╭─ Provided data

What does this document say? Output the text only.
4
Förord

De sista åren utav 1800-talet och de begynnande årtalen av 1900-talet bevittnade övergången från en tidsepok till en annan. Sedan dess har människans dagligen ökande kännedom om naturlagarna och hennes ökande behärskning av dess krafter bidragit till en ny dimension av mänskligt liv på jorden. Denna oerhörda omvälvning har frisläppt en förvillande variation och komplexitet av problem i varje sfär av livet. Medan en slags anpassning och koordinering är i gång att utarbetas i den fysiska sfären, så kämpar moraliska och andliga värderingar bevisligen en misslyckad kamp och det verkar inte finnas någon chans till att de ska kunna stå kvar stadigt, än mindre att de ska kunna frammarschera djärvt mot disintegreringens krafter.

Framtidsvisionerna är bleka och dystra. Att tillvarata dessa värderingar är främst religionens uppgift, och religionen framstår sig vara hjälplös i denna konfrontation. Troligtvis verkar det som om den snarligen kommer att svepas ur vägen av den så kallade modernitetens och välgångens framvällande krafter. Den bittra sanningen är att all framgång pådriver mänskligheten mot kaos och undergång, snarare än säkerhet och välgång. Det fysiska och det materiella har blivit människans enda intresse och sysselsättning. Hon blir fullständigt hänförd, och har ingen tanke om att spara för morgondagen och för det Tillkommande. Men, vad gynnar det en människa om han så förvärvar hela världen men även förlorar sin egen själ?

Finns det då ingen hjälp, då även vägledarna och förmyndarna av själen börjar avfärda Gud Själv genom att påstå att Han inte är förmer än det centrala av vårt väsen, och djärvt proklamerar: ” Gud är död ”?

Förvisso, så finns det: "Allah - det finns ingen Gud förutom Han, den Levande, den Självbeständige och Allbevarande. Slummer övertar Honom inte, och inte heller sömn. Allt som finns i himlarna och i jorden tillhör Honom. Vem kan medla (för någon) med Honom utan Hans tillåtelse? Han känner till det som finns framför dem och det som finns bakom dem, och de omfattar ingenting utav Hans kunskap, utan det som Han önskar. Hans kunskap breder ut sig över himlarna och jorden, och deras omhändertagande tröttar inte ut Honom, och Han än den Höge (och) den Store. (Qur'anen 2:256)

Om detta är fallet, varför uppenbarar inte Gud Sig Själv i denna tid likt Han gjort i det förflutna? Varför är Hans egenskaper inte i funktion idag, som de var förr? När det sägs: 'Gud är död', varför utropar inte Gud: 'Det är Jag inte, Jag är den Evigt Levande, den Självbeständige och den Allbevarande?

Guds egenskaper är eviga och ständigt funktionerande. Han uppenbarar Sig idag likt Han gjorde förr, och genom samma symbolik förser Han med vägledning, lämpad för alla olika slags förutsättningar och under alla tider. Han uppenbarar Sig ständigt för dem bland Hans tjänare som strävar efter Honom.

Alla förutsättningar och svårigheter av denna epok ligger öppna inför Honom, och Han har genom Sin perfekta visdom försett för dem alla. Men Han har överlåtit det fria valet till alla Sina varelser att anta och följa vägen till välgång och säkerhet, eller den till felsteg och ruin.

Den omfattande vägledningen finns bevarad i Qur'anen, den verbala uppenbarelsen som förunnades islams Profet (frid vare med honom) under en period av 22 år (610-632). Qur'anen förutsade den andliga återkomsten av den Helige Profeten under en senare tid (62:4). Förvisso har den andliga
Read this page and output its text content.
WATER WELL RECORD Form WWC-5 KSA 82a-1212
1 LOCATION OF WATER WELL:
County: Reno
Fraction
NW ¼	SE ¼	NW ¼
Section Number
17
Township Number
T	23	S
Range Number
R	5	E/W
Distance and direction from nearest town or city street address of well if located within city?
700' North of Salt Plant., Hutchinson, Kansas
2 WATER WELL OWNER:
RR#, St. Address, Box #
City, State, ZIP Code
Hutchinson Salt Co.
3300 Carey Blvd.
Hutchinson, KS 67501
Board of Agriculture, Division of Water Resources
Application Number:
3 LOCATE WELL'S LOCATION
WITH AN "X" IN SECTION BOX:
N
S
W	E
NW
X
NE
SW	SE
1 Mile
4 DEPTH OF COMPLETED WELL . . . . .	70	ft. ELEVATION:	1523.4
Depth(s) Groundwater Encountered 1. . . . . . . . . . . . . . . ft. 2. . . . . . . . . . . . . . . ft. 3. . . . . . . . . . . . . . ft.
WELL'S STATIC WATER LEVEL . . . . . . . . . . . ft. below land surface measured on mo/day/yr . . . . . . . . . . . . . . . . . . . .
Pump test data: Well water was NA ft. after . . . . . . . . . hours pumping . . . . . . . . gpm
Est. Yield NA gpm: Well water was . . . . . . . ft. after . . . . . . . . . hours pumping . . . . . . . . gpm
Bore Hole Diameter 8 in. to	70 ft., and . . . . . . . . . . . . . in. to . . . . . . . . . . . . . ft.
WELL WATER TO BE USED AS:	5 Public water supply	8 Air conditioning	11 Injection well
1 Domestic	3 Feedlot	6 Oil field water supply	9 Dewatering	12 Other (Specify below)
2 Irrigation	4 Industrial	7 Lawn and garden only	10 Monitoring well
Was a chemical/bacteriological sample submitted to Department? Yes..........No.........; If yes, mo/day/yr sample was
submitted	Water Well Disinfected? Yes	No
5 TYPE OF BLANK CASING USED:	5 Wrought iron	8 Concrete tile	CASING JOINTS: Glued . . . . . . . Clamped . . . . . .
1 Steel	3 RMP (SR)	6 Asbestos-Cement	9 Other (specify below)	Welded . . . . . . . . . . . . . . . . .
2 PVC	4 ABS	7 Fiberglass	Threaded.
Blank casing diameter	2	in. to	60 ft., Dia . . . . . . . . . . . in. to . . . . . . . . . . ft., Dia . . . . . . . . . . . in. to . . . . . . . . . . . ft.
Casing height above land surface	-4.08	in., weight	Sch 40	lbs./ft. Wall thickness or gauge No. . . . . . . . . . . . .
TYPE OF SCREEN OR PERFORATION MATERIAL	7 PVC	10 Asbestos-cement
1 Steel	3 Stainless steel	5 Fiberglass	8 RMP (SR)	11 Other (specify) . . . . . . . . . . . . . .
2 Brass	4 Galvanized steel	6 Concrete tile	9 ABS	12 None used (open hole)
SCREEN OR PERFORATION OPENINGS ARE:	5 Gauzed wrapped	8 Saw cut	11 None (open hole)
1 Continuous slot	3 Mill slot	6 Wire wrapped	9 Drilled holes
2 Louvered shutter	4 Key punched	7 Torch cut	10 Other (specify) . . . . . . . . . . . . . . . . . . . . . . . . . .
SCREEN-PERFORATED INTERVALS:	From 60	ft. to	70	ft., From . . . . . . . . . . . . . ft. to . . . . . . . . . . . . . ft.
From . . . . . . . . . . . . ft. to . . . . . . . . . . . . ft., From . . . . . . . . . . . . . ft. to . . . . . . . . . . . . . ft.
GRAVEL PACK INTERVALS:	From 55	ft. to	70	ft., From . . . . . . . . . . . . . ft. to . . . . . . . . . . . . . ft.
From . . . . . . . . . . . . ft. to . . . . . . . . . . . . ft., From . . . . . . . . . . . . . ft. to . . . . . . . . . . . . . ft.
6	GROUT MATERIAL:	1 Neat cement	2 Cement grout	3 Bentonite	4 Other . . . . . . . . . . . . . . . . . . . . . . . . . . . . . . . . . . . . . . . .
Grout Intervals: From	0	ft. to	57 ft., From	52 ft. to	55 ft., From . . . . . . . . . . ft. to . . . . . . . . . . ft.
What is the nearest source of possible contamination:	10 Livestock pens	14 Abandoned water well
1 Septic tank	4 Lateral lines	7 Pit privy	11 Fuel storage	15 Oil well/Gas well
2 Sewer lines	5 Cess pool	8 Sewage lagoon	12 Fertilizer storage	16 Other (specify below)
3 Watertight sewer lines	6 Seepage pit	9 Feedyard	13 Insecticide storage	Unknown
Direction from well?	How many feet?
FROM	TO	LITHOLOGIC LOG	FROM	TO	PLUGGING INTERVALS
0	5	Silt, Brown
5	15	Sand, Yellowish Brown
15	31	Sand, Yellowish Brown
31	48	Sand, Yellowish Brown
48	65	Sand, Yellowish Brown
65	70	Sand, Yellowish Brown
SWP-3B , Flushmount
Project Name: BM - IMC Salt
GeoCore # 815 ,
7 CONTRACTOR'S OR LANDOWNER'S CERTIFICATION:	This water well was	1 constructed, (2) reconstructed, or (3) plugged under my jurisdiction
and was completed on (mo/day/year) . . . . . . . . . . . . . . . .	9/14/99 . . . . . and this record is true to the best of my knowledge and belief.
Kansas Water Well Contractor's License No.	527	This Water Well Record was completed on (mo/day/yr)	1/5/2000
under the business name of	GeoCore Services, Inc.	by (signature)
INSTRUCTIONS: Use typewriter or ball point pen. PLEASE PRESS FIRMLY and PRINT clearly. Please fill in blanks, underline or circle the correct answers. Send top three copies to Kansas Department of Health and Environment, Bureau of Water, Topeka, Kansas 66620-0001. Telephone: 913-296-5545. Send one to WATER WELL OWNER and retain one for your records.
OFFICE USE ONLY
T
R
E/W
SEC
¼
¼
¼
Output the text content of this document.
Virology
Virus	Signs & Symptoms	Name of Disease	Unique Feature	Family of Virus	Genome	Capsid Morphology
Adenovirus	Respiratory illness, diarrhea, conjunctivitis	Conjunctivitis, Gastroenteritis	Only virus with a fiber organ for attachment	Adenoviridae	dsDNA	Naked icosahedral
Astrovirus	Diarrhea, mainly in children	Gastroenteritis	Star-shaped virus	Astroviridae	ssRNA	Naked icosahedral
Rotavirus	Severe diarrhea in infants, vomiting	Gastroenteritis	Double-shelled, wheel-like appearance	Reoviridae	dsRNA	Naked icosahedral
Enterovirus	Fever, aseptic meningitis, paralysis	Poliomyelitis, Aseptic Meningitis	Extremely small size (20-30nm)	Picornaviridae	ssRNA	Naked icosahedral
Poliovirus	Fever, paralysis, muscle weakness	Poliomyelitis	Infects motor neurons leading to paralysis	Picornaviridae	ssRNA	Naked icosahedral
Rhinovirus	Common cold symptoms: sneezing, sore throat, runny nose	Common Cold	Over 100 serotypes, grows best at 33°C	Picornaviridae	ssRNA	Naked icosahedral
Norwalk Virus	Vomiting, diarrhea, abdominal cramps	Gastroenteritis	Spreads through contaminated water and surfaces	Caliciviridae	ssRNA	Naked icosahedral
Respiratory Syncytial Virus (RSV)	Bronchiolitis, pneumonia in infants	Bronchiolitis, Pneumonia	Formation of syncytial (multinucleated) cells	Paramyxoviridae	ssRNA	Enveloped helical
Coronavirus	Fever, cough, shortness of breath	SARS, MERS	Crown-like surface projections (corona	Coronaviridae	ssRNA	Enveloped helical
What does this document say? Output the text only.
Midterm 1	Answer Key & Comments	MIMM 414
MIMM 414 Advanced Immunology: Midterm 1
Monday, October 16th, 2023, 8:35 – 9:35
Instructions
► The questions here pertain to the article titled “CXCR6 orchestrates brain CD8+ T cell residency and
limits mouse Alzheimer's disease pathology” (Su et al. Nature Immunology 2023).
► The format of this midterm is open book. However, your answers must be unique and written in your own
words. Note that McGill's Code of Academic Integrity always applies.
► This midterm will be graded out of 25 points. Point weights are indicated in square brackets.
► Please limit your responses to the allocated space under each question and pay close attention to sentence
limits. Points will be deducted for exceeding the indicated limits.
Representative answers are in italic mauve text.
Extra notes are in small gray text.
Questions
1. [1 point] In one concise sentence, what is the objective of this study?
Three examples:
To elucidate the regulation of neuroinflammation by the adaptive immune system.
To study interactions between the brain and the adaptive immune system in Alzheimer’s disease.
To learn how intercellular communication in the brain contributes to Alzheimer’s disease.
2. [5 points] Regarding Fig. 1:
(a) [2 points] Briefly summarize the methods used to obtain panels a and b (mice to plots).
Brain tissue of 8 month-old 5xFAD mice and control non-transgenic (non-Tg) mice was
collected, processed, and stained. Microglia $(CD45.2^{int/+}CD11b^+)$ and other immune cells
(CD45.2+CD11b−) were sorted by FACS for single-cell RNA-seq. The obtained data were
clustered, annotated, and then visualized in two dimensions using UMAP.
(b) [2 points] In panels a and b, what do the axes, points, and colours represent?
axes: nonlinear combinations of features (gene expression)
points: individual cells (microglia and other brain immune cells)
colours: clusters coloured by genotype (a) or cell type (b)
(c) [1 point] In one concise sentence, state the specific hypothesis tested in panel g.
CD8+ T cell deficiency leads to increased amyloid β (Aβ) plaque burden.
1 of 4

╰─

* Your instructions
Search the data above for the word "Sand" and count the lines where it appears. Only the number should be given.

* Problem solution
5